[Dataset extract]:
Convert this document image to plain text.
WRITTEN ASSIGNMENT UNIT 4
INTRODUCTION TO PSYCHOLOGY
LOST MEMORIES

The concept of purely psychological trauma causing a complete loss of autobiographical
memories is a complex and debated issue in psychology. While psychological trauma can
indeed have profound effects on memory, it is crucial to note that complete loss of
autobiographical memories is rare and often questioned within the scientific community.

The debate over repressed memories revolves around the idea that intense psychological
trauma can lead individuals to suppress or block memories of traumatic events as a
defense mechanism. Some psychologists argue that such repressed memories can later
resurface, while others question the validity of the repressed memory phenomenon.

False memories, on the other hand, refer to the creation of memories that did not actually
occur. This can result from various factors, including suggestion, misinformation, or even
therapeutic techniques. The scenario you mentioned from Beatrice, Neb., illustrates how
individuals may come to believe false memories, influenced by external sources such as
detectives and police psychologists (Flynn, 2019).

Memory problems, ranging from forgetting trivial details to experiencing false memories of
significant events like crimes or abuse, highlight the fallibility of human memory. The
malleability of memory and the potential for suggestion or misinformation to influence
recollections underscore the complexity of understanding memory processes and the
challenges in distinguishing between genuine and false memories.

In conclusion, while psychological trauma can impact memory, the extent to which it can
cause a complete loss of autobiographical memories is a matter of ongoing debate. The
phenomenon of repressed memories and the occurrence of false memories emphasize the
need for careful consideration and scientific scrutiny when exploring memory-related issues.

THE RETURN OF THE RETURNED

--

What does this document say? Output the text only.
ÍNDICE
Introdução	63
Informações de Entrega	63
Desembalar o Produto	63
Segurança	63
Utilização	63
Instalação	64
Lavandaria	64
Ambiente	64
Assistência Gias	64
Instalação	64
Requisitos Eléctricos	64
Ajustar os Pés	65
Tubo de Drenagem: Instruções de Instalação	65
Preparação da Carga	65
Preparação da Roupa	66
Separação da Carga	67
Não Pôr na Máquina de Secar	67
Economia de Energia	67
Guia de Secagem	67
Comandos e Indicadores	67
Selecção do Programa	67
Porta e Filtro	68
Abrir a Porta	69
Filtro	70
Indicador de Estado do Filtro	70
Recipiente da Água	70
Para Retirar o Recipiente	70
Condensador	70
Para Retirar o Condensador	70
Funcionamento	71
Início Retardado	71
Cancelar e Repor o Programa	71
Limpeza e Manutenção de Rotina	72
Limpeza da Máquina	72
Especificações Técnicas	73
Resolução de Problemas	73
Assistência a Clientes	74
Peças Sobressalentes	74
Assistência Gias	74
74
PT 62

==

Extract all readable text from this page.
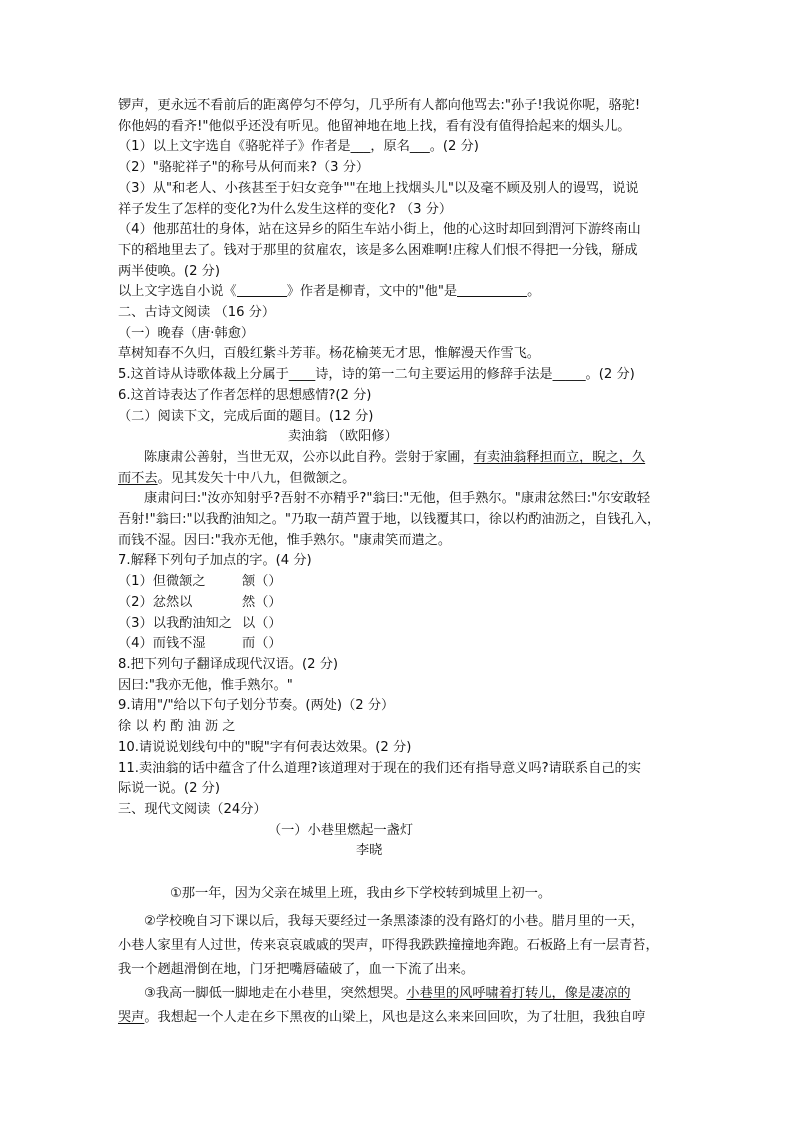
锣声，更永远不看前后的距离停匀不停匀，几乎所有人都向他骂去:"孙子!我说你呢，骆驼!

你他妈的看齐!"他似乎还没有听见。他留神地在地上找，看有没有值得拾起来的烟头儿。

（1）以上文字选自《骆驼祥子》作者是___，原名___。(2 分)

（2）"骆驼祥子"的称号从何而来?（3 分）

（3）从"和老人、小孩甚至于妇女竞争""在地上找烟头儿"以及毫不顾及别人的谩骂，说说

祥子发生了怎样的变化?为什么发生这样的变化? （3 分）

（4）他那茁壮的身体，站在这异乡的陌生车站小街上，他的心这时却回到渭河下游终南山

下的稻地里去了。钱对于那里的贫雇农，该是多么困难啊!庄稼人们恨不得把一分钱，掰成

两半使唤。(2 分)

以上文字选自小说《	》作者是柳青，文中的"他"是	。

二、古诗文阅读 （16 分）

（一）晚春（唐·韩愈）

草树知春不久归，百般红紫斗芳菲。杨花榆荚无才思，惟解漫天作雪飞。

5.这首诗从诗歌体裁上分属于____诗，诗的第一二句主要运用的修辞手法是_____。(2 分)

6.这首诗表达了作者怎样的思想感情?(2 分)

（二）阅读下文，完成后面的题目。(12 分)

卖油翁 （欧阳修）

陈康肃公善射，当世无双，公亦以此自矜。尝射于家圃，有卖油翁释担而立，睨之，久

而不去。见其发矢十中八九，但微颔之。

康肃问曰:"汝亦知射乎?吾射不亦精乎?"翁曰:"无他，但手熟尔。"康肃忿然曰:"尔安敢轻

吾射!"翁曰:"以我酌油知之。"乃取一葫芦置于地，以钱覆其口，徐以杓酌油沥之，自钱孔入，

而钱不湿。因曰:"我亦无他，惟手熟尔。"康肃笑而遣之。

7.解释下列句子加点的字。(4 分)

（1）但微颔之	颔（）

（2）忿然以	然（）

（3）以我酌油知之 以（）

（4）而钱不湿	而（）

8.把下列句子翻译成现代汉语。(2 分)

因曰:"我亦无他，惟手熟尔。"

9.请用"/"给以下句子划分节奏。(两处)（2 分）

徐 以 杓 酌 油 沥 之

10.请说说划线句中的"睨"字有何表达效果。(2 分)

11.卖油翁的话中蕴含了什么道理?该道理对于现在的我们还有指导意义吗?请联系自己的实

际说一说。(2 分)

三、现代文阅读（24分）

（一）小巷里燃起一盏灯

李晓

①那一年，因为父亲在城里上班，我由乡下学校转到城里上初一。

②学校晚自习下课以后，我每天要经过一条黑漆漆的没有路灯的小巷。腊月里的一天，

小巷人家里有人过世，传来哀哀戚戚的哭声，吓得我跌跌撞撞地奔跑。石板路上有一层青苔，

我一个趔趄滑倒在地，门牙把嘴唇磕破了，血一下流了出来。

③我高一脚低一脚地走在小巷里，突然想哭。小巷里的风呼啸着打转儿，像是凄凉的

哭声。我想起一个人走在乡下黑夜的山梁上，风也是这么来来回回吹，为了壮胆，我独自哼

[Set exercise]: Pull out every line of the records above that contains the word "text".

[Answer to the task]:
Convert this document image to plain text.
What does this document say? Output the text only.
Extract all readable text from this page.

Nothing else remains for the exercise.